▶ [GIVEN EXERCISE]: Count the lines below that contain the word "Infectious", and reply with only that number.

▶ [DATA PROVIDED]:
= = = = =
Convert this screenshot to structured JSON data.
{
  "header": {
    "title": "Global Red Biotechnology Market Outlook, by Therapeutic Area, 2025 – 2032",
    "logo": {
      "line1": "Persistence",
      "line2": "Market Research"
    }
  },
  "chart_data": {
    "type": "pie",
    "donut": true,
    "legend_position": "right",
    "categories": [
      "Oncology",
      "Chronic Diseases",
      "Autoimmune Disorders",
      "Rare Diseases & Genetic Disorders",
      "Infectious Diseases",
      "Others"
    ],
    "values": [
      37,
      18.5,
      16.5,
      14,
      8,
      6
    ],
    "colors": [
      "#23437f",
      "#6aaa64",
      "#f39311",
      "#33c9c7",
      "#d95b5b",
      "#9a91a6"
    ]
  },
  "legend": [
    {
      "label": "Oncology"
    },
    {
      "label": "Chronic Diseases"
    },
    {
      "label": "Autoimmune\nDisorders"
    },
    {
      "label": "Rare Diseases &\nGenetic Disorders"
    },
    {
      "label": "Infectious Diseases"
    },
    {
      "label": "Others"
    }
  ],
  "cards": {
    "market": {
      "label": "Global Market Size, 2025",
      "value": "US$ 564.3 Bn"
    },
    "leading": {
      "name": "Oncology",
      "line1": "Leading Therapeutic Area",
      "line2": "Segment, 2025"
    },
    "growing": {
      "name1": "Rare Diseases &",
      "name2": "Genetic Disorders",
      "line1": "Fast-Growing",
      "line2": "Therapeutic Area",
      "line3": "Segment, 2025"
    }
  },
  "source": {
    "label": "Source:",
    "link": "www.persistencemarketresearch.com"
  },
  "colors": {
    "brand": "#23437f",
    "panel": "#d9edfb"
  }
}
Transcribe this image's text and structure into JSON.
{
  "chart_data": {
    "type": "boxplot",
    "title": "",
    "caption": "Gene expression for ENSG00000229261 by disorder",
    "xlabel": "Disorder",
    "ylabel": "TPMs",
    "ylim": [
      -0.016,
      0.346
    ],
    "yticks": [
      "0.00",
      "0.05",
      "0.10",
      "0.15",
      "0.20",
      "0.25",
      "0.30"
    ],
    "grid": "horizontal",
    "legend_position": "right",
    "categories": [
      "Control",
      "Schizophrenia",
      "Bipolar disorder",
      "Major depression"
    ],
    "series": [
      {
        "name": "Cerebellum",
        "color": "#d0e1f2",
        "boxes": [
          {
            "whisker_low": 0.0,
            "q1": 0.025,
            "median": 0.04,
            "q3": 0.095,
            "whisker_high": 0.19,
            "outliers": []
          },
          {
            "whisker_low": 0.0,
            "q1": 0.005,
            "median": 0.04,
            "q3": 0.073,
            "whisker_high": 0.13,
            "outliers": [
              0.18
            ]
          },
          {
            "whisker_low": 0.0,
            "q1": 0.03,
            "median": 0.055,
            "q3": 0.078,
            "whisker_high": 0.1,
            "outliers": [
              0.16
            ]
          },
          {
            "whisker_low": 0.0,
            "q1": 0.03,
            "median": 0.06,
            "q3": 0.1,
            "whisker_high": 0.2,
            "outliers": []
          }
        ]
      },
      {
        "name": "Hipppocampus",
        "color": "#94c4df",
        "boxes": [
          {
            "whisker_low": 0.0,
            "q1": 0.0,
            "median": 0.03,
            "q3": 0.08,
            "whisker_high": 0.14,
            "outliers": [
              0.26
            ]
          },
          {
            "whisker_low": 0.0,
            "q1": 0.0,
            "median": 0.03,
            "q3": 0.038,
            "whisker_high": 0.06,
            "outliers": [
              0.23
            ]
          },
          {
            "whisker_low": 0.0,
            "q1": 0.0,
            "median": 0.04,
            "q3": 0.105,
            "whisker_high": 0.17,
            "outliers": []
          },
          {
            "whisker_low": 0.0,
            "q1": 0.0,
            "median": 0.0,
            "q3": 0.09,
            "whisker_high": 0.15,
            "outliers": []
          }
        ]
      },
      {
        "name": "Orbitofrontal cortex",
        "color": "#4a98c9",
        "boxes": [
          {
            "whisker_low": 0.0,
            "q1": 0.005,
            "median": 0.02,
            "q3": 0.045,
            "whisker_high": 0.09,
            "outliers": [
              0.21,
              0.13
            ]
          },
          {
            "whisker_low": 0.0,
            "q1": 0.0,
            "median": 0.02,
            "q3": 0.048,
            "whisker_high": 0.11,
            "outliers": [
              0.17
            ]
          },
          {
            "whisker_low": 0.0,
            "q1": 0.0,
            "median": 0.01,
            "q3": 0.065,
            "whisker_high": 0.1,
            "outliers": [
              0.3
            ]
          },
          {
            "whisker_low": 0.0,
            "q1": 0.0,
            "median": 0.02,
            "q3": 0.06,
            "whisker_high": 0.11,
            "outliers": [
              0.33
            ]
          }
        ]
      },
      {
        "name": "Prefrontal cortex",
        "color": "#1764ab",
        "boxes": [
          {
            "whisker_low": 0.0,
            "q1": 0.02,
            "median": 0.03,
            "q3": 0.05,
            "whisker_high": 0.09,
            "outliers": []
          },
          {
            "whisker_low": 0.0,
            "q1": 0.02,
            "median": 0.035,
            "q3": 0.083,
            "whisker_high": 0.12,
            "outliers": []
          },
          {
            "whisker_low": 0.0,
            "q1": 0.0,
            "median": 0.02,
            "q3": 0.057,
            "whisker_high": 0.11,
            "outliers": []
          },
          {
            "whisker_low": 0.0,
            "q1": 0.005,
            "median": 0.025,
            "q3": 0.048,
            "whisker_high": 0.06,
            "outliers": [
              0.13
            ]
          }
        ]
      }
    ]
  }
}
= = = = =
▶ [SOLVED EXERCISE]: 2